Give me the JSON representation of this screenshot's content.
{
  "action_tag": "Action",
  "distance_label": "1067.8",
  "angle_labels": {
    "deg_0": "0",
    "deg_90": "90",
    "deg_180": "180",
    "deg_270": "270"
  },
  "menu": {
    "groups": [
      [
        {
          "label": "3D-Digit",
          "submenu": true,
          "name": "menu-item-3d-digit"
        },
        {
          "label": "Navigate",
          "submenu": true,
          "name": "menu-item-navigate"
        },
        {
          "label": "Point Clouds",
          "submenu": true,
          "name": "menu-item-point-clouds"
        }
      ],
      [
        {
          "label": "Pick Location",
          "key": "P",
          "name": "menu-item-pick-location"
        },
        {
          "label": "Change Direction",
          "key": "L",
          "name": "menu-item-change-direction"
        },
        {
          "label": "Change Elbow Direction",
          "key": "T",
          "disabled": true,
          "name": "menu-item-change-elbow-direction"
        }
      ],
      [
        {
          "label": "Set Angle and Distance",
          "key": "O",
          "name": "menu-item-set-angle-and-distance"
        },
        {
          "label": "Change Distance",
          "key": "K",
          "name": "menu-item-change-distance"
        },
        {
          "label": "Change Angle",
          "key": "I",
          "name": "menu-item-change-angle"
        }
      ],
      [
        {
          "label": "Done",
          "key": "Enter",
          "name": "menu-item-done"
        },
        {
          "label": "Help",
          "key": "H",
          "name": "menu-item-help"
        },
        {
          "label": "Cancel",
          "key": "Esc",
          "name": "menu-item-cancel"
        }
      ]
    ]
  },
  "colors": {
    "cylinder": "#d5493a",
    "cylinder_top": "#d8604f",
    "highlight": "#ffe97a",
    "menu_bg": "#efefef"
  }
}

- [AIM]
Copy the material above, line for line.

- [RESPONSE BELOW]
Give me the JSON representation of this screenshot's content.
{
  "action_tag": "Action",
  "distance_label": "1067.8",
  "angle_labels": {
    "deg_0": "0",
    "deg_90": "90",
    "deg_180": "180",
    "deg_270": "270"
  },
  "menu": {
    "groups": [
      [
        {
          "label": "3D-Digit",
          "submenu": true,
          "name": "menu-item-3d-digit"
        },
        {
          "label": "Navigate",
          "submenu": true,
          "name": "menu-item-navigate"
        },
        {
          "label": "Point Clouds",
          "submenu": true,
          "name": "menu-item-point-clouds"
        }
      ],
      [
        {
          "label": "Pick Location",
          "key": "P",
          "name": "menu-item-pick-location"
        },
        {
          "label": "Change Direction",
          "key": "L",
          "name": "menu-item-change-direction"
        },
        {
          "label": "Change Elbow Direction",
          "key": "T",
          "disabled": true,
          "name": "menu-item-change-elbow-direction"
        }
      ],
      [
        {
          "label": "Set Angle and Distance",
          "key": "O",
          "name": "menu-item-set-angle-and-distance"
        },
        {
          "label": "Change Distance",
          "key": "K",
          "name": "menu-item-change-distance"
        },
        {
          "label": "Change Angle",
          "key": "I",
          "name": "menu-item-change-angle"
        }
      ],
      [
        {
          "label": "Done",
          "key": "Enter",
          "name": "menu-item-done"
        },
        {
          "label": "Help",
          "key": "H",
          "name": "menu-item-help"
        },
        {
          "label": "Cancel",
          "key": "Esc",
          "name": "menu-item-cancel"
        }
      ]
    ]
  },
  "colors": {
    "cylinder": "#d5493a",
    "cylinder_top": "#d8604f",
    "highlight": "#ffe97a",
    "menu_bg": "#efefef"
  }
}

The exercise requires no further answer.